--- START Raw data ---
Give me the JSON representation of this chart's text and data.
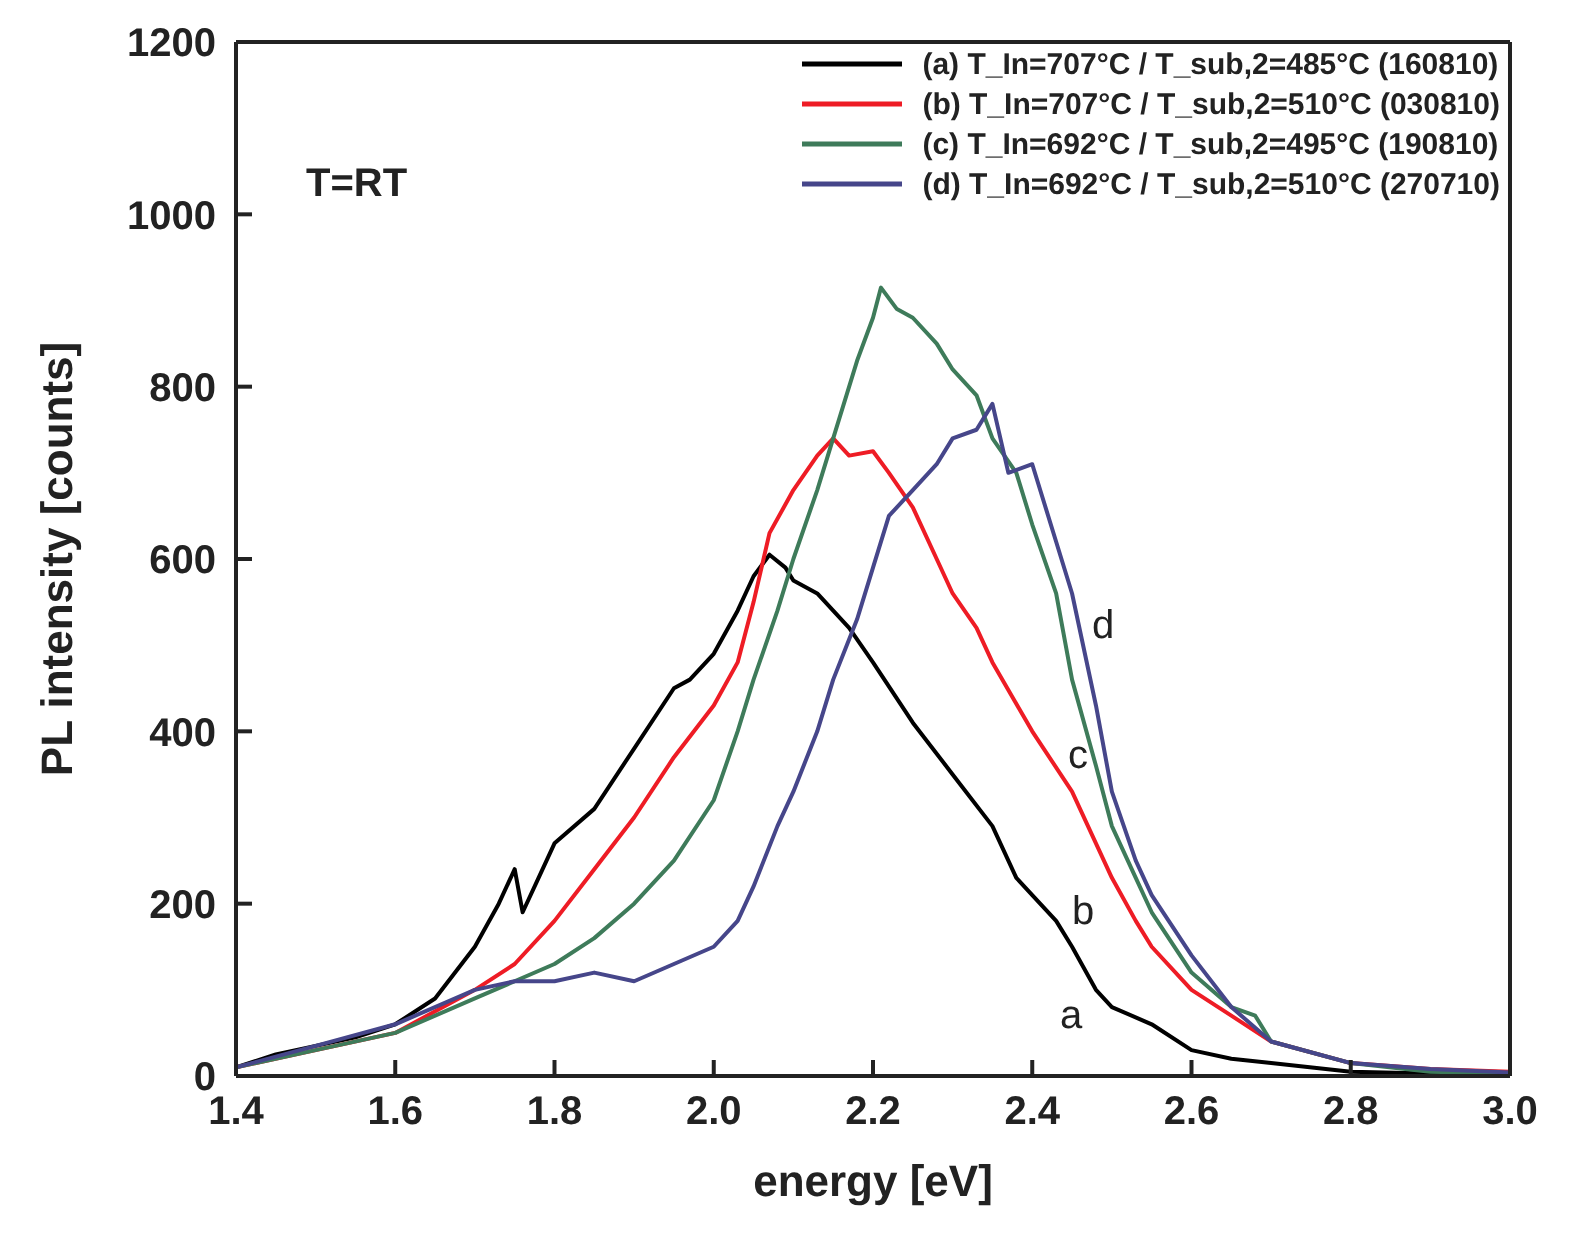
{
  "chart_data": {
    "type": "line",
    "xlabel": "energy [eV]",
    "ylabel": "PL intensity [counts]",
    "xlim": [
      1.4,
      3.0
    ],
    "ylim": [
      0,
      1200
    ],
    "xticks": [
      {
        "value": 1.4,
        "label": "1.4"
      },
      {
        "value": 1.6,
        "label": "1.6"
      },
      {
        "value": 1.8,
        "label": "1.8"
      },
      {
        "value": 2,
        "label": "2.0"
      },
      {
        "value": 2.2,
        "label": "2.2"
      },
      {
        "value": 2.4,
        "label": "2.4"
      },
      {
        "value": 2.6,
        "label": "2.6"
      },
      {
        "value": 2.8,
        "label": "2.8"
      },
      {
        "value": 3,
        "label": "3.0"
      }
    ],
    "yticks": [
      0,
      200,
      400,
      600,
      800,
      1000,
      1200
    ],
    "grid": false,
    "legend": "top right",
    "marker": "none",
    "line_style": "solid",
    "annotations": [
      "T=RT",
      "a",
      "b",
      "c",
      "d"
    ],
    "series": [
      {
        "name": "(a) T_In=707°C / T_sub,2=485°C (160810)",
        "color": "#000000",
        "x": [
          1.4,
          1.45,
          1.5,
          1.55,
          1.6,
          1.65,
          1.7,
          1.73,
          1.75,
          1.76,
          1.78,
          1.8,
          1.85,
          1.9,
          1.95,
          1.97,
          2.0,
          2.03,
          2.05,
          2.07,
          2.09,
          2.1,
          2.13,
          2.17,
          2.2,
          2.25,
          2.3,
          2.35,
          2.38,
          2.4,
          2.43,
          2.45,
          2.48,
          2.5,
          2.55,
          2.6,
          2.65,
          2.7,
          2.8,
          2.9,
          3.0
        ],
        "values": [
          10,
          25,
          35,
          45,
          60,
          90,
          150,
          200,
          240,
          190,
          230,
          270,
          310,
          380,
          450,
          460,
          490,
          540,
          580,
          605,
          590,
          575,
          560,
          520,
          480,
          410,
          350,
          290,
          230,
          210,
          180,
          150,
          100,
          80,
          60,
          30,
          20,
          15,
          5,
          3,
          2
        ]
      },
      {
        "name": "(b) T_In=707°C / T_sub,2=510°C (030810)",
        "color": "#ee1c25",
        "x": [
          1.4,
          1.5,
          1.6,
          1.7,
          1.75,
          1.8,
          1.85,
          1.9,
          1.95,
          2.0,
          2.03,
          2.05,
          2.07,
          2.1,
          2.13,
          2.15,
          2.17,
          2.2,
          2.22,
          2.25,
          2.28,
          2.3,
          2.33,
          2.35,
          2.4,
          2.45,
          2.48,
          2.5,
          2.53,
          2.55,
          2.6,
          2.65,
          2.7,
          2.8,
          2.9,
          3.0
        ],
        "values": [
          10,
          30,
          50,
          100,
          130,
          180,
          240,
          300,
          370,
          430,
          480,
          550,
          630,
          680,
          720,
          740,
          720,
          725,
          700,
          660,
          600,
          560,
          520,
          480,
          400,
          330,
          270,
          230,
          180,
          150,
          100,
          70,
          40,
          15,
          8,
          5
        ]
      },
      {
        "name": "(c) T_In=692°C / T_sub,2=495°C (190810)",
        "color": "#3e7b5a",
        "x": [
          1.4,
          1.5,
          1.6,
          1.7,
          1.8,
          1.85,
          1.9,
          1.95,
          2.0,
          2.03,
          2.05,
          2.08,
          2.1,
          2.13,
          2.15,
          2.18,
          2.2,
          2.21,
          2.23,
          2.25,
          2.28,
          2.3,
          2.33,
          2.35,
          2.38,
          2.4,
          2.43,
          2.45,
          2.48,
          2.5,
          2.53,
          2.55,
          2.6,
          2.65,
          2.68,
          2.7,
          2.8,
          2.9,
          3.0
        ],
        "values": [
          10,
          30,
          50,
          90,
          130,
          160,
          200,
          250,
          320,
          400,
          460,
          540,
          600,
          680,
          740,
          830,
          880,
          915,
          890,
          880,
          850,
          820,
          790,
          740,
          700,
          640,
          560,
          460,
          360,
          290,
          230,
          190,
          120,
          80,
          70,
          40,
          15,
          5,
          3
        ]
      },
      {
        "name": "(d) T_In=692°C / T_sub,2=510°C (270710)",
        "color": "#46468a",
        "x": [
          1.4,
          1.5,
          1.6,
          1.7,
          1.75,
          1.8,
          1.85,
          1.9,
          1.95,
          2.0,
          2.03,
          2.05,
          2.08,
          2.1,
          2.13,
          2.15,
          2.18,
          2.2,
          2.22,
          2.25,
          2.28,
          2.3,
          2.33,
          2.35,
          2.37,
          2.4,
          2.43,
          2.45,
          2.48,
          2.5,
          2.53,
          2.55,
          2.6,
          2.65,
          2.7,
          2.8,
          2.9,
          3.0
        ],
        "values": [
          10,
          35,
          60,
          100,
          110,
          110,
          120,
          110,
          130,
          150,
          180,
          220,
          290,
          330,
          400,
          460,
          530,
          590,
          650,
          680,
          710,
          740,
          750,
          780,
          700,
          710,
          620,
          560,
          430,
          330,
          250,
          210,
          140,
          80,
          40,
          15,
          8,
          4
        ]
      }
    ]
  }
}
--- END Raw data ---
--- START Raw data ---
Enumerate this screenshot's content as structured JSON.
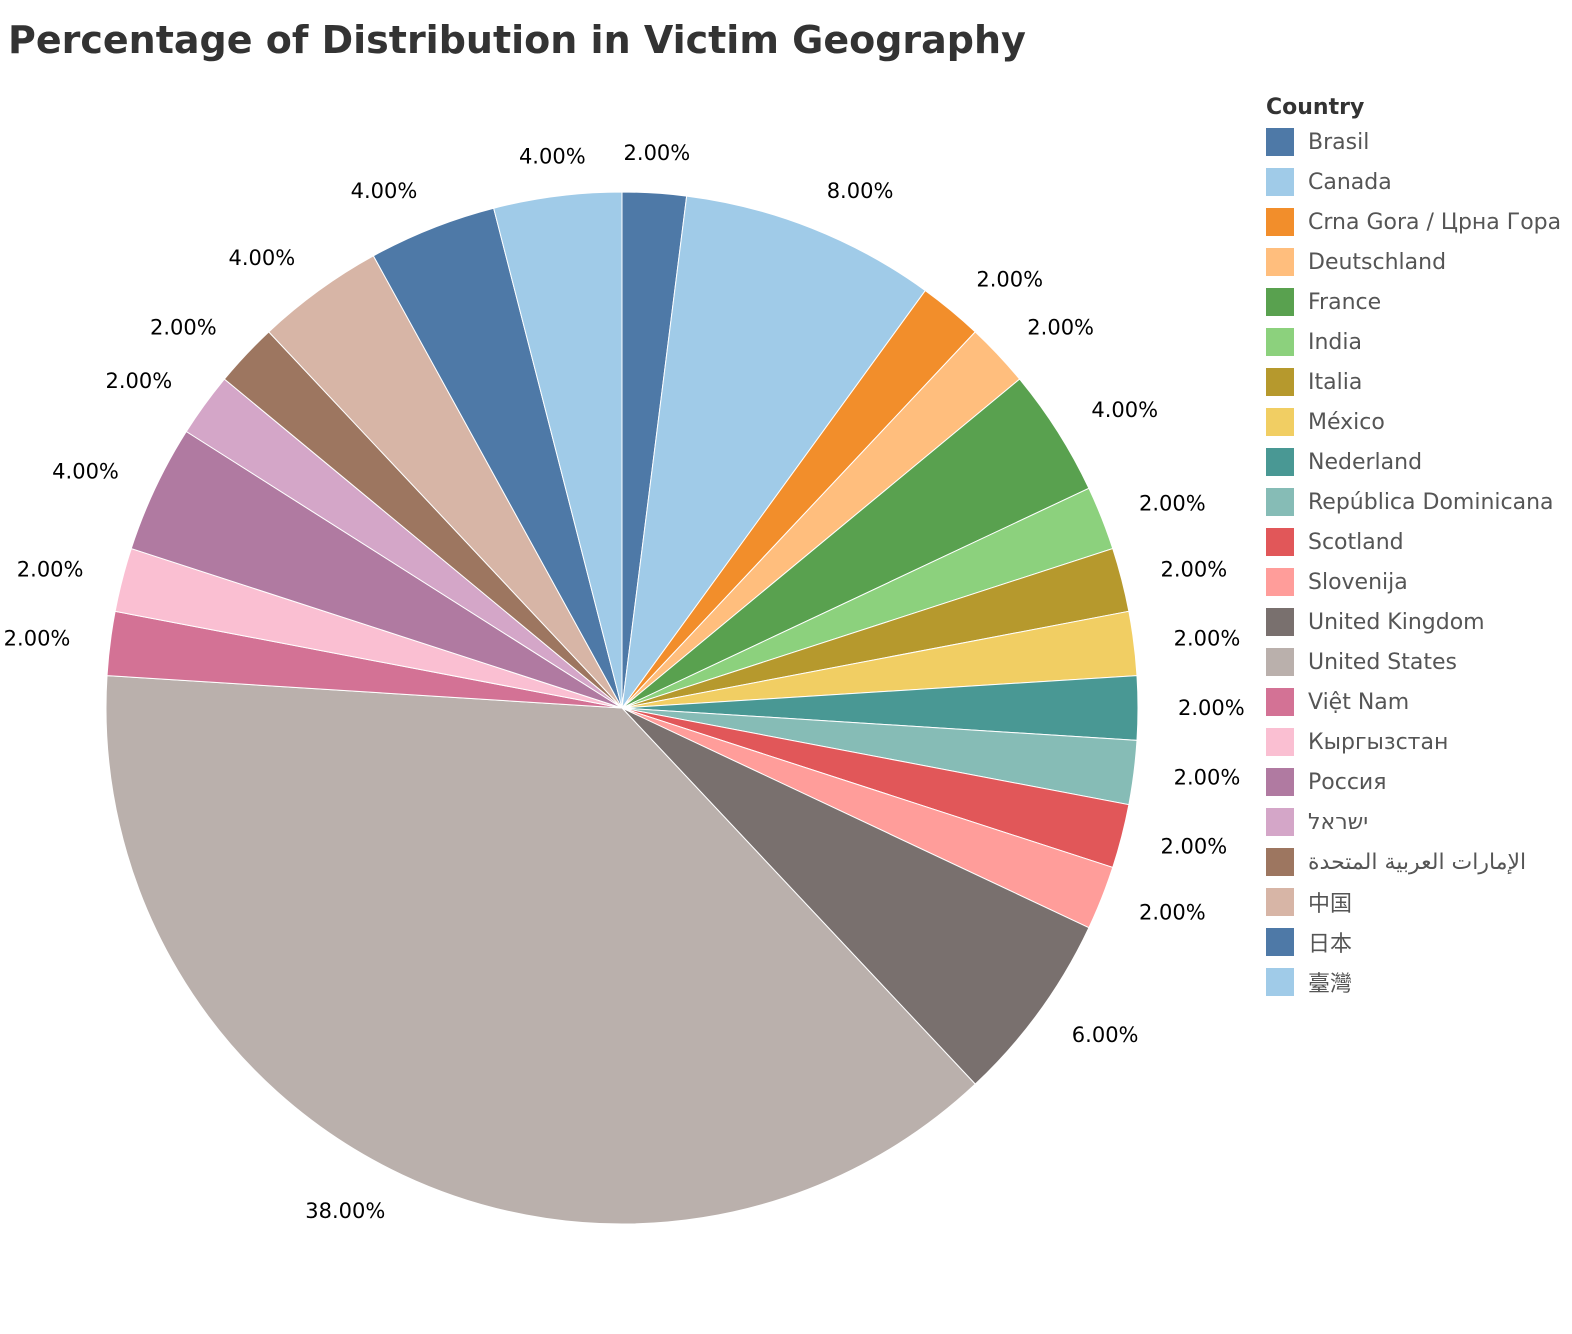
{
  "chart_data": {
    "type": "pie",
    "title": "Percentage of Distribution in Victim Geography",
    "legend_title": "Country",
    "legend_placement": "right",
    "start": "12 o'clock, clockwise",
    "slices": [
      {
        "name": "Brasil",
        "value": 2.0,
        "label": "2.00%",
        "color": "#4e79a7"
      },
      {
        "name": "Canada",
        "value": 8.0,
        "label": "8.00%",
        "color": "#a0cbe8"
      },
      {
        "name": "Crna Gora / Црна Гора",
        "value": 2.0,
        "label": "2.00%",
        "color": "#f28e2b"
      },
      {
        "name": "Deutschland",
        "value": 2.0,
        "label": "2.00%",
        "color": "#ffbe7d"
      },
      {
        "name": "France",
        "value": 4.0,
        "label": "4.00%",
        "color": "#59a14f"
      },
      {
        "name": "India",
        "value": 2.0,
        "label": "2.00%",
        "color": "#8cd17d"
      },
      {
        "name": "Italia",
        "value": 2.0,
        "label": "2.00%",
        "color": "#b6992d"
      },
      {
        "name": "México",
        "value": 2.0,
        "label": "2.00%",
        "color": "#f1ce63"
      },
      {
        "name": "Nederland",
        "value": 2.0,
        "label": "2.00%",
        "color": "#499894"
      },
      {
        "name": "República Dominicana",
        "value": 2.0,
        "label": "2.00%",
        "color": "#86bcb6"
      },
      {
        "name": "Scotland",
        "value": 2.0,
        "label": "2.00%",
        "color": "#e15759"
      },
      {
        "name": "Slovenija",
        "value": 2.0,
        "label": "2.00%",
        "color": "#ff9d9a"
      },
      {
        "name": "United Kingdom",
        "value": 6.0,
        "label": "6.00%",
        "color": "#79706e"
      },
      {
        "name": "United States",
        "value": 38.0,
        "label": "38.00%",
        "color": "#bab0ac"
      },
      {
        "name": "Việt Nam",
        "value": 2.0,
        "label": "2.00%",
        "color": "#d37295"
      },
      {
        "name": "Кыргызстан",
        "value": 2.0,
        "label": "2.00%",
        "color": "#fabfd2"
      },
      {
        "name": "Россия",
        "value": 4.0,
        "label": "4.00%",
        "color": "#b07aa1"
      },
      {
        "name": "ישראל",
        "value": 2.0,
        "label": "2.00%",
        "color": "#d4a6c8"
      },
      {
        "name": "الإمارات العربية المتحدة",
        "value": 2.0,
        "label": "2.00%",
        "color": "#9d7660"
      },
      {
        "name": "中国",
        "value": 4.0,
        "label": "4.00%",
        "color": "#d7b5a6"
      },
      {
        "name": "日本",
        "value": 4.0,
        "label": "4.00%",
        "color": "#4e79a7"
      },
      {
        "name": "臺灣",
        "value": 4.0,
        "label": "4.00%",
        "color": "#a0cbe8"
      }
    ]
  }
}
--- END Raw data ---
**Goal**
Look through the data above. Each line containing the word "United" needs to be copied.

**Solution for this problem**
        "name": "United Kingdom",
        "name": "United States",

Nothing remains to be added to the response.